WHAT THE TASK REQUIRES:
Can you quote exactly the stretch of lines from the one with "Output a JSON object containing" through the final line of the material, both ends included?

(Records excerpted from a collection)
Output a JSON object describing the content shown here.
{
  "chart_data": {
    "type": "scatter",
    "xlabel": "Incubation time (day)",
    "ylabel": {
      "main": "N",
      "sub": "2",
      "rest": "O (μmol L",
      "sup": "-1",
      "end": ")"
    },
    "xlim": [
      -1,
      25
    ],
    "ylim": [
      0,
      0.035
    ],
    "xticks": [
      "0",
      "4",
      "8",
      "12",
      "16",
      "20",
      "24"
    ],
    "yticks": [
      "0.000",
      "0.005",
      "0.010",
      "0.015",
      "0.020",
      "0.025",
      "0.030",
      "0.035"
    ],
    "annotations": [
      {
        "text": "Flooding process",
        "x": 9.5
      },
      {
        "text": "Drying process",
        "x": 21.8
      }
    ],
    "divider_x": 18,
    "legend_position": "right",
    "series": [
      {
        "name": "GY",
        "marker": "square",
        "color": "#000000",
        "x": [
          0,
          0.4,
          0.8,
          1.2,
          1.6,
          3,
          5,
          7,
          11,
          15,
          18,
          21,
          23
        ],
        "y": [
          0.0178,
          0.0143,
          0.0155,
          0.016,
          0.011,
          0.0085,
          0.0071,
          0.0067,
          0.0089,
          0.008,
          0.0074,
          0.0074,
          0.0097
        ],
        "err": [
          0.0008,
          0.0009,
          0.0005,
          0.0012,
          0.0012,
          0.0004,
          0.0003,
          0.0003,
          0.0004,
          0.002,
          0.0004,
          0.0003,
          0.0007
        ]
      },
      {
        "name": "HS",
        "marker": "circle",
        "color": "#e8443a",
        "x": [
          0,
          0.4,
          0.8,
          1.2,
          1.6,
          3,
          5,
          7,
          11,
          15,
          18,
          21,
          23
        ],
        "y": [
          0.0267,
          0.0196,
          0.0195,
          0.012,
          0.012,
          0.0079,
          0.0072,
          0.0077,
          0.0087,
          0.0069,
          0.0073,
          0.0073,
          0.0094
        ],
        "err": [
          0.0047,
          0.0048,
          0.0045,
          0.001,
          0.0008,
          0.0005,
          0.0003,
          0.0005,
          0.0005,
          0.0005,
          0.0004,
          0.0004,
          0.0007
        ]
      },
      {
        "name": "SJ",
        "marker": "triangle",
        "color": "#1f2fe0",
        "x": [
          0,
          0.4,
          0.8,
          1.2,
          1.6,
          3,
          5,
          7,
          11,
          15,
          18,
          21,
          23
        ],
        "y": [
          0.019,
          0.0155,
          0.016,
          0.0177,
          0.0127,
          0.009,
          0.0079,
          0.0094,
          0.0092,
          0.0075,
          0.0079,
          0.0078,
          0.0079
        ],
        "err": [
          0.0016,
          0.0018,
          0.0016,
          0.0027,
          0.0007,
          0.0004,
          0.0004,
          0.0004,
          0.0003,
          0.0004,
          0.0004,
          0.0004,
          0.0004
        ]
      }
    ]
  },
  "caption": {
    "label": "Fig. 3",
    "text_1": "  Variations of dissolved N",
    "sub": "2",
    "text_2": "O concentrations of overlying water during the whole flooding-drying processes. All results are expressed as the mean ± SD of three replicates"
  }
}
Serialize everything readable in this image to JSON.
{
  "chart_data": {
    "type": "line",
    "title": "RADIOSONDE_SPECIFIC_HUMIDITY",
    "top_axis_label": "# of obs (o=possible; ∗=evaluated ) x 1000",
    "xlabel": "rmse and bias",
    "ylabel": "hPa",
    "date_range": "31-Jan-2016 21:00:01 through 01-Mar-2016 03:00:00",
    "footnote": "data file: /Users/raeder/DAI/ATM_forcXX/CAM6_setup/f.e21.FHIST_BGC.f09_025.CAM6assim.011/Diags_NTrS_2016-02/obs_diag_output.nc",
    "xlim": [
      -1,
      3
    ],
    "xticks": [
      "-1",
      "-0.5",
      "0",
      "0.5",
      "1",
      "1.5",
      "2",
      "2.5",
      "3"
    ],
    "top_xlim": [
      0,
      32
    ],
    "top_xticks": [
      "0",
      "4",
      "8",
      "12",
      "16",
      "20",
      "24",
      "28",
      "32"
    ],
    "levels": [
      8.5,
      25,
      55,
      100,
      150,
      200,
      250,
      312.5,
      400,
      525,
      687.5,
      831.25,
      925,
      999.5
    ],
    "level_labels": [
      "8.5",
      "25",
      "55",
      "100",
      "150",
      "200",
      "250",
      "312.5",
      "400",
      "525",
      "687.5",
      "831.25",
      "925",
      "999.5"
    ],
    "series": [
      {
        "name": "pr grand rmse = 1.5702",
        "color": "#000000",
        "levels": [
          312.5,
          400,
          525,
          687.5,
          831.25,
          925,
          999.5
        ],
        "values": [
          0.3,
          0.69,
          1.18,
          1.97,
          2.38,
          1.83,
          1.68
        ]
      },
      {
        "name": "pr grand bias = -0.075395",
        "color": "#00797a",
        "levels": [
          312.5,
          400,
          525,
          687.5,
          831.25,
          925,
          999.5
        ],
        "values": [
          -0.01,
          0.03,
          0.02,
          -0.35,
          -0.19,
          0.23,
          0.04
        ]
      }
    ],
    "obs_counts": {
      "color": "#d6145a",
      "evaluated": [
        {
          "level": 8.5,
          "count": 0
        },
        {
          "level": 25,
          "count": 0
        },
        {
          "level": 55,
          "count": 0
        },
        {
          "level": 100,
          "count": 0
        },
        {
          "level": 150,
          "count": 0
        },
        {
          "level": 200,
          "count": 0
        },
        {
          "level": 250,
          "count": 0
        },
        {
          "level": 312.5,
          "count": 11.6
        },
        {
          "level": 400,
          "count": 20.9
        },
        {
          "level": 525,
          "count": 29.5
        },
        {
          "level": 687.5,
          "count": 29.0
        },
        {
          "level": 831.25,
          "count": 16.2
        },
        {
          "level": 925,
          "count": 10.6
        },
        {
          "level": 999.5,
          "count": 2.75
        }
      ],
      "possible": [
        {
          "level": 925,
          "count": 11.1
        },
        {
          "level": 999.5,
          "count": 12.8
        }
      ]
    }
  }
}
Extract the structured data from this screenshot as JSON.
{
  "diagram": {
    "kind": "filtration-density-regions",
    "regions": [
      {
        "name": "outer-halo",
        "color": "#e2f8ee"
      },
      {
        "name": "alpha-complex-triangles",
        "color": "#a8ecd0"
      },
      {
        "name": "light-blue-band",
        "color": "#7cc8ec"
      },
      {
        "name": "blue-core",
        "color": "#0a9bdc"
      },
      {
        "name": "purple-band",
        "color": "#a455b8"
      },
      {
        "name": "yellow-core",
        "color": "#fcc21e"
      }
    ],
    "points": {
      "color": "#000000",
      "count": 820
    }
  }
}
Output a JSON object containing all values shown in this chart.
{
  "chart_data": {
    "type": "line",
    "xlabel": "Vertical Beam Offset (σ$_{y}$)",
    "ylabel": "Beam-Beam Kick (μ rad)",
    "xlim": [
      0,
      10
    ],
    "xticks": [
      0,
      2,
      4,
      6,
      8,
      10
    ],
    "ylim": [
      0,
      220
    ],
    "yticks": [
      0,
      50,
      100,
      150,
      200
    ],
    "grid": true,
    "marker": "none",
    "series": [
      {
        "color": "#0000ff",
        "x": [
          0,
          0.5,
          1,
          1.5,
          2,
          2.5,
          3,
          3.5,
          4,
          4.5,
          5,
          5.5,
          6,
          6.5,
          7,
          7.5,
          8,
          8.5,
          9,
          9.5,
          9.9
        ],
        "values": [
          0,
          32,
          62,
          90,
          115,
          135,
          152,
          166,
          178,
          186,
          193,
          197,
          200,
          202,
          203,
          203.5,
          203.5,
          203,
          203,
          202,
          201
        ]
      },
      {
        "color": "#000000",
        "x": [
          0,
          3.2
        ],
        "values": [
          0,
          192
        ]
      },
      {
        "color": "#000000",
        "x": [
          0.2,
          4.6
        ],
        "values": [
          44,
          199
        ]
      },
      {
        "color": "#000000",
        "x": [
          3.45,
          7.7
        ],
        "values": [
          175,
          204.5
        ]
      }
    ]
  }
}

RESULT OF THE EXERCISE:
Output a JSON object containing all values shown in this chart.
{
  "chart_data": {
    "type": "line",
    "xlabel": "Vertical Beam Offset (σ$_{y}$)",
    "ylabel": "Beam-Beam Kick (μ rad)",
    "xlim": [
      0,
      10
    ],
    "xticks": [
      0,
      2,
      4,
      6,
      8,
      10
    ],
    "ylim": [
      0,
      220
    ],
    "yticks": [
      0,
      50,
      100,
      150,
      200
    ],
    "grid": true,
    "marker": "none",
    "series": [
      {
        "color": "#0000ff",
        "x": [
          0,
          0.5,
          1,
          1.5,
          2,
          2.5,
          3,
          3.5,
          4,
          4.5,
          5,
          5.5,
          6,
          6.5,
          7,
          7.5,
          8,
          8.5,
          9,
          9.5,
          9.9
        ],
        "values": [
          0,
          32,
          62,
          90,
          115,
          135,
          152,
          166,
          178,
          186,
          193,
          197,
          200,
          202,
          203,
          203.5,
          203.5,
          203,
          203,
          202,
          201
        ]
      },
      {
        "color": "#000000",
        "x": [
          0,
          3.2
        ],
        "values": [
          0,
          192
        ]
      },
      {
        "color": "#000000",
        "x": [
          0.2,
          4.6
        ],
        "values": [
          44,
          199
        ]
      },
      {
        "color": "#000000",
        "x": [
          3.45,
          7.7
        ],
        "values": [
          175,
          204.5
        ]
      }
    ]
  }
}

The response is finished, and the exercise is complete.